(Task to complete): Search the material below for the string "отношении" and list each line that holds it.

(Records for the exercise):
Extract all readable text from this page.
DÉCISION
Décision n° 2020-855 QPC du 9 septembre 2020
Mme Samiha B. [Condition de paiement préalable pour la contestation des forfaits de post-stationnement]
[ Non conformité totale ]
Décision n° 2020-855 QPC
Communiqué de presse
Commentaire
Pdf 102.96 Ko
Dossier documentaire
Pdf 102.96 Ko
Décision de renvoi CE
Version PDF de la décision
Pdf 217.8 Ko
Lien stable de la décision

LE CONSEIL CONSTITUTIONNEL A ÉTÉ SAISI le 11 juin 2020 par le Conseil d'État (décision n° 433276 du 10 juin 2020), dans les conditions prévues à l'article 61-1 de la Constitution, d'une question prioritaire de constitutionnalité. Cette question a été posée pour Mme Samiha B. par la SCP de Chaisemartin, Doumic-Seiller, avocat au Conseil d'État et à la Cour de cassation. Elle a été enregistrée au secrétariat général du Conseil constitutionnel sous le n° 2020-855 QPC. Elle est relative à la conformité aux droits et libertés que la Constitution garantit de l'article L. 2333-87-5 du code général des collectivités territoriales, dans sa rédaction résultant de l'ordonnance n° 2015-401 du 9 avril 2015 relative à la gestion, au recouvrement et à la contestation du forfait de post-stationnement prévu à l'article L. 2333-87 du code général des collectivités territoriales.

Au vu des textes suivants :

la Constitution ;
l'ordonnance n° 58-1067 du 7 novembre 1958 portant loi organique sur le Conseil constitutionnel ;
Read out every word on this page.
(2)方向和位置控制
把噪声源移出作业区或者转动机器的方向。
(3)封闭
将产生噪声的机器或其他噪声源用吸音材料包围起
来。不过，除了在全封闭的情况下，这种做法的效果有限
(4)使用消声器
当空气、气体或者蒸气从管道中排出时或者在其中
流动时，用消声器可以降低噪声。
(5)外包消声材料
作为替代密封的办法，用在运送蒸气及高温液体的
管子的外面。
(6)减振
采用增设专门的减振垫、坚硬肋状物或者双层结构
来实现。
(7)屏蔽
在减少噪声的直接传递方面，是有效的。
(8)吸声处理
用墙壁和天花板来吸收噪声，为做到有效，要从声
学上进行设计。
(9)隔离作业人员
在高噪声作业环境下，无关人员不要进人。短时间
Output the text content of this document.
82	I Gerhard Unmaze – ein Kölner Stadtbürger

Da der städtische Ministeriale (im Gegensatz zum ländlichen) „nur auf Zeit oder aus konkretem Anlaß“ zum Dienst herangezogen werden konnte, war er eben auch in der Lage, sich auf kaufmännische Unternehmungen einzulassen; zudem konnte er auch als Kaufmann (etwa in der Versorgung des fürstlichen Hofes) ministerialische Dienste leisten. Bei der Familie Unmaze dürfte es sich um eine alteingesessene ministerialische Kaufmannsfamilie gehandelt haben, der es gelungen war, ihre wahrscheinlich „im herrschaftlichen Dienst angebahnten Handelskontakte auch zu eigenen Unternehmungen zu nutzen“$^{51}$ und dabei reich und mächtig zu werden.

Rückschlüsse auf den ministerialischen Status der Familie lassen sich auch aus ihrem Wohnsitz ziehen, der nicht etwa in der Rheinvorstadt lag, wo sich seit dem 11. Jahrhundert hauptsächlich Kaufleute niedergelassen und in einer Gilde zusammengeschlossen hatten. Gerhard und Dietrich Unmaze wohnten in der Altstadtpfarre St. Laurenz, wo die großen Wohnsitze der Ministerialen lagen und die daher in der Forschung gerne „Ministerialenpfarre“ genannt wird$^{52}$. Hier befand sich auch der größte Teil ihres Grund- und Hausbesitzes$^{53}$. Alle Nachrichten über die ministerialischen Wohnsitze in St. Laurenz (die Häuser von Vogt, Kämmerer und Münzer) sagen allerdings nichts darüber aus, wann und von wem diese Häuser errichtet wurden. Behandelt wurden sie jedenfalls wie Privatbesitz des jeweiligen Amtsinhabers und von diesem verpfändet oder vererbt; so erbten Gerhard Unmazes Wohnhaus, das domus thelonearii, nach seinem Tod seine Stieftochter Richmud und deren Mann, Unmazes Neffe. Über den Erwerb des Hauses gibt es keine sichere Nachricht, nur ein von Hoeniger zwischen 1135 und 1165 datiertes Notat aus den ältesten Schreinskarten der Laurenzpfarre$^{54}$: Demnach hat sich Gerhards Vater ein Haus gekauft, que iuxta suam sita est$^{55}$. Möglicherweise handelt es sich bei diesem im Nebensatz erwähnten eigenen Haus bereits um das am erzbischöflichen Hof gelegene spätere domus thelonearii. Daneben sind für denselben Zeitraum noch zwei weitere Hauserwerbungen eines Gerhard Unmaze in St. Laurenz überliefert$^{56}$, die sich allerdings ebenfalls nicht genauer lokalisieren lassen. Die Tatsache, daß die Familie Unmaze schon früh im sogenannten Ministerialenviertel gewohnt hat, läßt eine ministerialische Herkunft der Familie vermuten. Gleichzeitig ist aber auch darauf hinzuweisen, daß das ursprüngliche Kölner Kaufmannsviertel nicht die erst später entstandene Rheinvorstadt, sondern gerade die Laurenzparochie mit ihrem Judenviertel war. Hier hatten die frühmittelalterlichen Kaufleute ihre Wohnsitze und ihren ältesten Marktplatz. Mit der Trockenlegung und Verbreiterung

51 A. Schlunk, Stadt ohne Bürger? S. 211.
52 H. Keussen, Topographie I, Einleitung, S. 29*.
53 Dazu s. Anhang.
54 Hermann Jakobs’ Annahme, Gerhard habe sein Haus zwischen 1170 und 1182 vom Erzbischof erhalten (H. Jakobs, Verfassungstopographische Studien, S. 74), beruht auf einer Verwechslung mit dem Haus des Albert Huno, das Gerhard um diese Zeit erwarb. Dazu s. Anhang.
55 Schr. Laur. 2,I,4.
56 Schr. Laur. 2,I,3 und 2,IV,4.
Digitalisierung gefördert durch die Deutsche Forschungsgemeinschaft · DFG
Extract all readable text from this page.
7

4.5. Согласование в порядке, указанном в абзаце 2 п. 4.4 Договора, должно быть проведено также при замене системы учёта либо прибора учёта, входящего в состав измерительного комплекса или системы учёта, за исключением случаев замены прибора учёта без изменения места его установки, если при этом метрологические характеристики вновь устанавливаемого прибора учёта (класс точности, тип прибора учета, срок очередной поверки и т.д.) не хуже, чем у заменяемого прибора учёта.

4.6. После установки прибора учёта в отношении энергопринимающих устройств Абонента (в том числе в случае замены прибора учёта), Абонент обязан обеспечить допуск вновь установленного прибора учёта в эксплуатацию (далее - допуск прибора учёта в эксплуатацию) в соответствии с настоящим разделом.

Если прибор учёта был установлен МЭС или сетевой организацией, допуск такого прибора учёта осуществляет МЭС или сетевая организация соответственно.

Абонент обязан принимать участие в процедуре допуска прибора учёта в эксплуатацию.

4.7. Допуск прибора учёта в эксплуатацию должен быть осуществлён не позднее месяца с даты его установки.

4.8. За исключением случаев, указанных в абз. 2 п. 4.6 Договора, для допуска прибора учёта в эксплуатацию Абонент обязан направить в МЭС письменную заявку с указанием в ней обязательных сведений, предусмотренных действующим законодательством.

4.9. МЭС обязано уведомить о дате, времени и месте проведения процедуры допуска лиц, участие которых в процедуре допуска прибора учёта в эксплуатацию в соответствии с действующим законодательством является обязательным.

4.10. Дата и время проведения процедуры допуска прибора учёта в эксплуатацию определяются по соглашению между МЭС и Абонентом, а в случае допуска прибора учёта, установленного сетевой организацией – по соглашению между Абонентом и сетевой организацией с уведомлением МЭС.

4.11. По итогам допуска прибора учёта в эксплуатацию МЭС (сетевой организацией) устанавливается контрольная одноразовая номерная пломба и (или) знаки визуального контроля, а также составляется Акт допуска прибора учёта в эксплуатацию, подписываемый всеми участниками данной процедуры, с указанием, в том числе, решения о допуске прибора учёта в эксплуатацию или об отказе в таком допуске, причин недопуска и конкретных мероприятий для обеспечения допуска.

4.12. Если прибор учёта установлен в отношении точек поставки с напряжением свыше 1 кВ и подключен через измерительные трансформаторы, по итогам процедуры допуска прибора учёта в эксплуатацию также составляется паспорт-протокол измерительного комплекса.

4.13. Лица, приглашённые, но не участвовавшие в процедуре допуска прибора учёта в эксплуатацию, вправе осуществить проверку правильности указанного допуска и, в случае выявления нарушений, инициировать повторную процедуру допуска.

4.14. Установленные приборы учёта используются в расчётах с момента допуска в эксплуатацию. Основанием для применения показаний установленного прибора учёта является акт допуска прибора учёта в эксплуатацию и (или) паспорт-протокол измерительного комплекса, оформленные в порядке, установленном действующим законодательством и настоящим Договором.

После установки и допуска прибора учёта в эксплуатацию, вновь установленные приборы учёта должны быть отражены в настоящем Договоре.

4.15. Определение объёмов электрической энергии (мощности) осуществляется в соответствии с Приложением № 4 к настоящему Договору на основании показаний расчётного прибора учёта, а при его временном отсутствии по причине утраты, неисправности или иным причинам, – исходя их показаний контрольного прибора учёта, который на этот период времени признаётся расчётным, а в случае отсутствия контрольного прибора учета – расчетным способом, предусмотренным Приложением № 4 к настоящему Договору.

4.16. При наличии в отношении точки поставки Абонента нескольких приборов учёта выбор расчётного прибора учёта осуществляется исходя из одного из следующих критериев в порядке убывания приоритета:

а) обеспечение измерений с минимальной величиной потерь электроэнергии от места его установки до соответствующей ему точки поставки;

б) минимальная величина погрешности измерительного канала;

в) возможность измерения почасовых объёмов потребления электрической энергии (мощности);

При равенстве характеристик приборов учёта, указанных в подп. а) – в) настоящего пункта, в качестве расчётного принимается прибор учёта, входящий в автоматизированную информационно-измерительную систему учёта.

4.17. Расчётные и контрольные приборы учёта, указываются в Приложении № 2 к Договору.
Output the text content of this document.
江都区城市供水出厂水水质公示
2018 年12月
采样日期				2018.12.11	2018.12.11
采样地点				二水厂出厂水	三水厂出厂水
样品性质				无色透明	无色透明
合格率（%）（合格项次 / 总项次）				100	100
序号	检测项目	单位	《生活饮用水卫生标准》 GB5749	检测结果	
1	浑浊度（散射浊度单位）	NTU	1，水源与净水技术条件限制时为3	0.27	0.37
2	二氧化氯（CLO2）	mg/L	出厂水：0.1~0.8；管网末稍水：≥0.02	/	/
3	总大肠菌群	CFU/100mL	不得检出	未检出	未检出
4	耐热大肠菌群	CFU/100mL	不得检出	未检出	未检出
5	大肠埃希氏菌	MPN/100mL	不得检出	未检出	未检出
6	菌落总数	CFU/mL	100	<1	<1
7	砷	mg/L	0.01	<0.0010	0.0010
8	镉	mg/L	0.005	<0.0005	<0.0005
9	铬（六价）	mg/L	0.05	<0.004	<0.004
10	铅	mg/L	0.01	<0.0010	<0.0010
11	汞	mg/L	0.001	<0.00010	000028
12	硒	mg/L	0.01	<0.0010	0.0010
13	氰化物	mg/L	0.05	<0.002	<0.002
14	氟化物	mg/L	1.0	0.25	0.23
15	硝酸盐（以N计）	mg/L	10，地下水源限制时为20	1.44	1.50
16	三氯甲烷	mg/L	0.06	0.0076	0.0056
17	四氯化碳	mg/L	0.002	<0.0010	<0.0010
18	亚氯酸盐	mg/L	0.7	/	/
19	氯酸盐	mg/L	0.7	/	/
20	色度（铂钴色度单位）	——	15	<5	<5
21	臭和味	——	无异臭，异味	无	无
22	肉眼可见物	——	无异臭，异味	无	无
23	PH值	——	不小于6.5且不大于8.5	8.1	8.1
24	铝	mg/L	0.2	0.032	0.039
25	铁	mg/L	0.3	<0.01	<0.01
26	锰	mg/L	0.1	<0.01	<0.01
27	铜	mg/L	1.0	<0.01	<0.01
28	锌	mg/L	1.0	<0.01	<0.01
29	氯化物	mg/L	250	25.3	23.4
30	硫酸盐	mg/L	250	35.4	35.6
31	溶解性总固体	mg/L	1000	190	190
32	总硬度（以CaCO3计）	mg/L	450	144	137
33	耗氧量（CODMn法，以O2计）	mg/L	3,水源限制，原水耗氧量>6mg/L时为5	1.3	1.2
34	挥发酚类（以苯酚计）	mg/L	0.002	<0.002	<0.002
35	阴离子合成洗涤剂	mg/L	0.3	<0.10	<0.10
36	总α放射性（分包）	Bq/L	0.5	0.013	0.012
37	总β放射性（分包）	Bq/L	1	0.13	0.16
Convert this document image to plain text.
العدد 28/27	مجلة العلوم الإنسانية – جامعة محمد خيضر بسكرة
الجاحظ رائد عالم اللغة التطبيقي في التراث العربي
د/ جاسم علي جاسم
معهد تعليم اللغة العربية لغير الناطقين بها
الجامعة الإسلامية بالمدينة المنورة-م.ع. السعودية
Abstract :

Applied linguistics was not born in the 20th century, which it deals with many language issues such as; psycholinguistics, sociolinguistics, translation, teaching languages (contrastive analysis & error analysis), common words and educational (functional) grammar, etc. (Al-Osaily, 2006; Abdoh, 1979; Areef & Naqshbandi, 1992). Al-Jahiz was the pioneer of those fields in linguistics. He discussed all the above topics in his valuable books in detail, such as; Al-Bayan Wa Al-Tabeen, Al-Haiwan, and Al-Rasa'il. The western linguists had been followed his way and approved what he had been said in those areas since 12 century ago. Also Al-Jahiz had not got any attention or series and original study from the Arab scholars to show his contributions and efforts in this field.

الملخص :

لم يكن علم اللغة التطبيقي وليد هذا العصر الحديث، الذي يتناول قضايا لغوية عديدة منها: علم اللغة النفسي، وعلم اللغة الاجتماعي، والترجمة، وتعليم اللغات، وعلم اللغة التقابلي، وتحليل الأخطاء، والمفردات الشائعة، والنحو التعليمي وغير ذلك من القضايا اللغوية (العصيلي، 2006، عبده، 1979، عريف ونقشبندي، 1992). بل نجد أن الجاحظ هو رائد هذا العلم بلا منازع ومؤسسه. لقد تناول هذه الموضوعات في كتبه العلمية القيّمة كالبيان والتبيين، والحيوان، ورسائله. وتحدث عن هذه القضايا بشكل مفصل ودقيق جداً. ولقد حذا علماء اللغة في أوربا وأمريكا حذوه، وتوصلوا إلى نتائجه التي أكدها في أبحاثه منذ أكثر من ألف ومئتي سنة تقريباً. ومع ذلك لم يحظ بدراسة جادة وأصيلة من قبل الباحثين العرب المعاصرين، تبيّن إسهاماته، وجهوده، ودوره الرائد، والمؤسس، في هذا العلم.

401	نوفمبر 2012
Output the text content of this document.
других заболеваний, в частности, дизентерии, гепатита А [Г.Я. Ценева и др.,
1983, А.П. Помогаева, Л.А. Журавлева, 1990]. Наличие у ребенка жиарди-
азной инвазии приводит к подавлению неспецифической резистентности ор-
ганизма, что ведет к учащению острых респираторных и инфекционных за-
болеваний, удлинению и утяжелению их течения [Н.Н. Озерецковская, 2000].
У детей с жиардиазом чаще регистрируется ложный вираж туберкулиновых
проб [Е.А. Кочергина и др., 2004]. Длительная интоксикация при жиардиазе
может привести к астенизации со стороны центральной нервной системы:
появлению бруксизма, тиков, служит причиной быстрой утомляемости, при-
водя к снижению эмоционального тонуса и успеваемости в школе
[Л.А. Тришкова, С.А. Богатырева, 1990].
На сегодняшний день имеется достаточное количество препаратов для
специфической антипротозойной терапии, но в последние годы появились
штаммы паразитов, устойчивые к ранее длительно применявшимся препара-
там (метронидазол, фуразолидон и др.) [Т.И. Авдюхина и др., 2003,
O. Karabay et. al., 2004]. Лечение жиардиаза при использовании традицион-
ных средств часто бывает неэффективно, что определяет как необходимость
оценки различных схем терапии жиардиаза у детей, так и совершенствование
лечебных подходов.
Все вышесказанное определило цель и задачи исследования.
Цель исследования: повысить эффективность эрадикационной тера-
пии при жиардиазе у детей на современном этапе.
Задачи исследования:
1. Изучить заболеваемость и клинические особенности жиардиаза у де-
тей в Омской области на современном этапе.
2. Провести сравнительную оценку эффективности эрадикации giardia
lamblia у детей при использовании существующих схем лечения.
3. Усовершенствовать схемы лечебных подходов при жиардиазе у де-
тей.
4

(Answer):
4.6. После установки прибора учёта в отношении энергопринимающих устройств Абонента (в том числе в случае замены прибора учёта), Абонент обязан обеспечить допуск вновь установленного прибора учёта в эксплуатацию (далее - допуск прибора учёта в эксплуатацию) в соответствии с настоящим разделом.
4.12. Если прибор учёта установлен в отношении точек поставки с напряжением свыше 1 кВ и подключен через измерительные трансформаторы, по итогам процедуры допуска прибора учёта в эксплуатацию также составляется паспорт-протокол измерительного комплекса.
4.16. При наличии в отношении точки поставки Абонента нескольких приборов учёта выбор расчётного прибора учёта осуществляется исходя из одного из следующих критериев в порядке убывания приоритета:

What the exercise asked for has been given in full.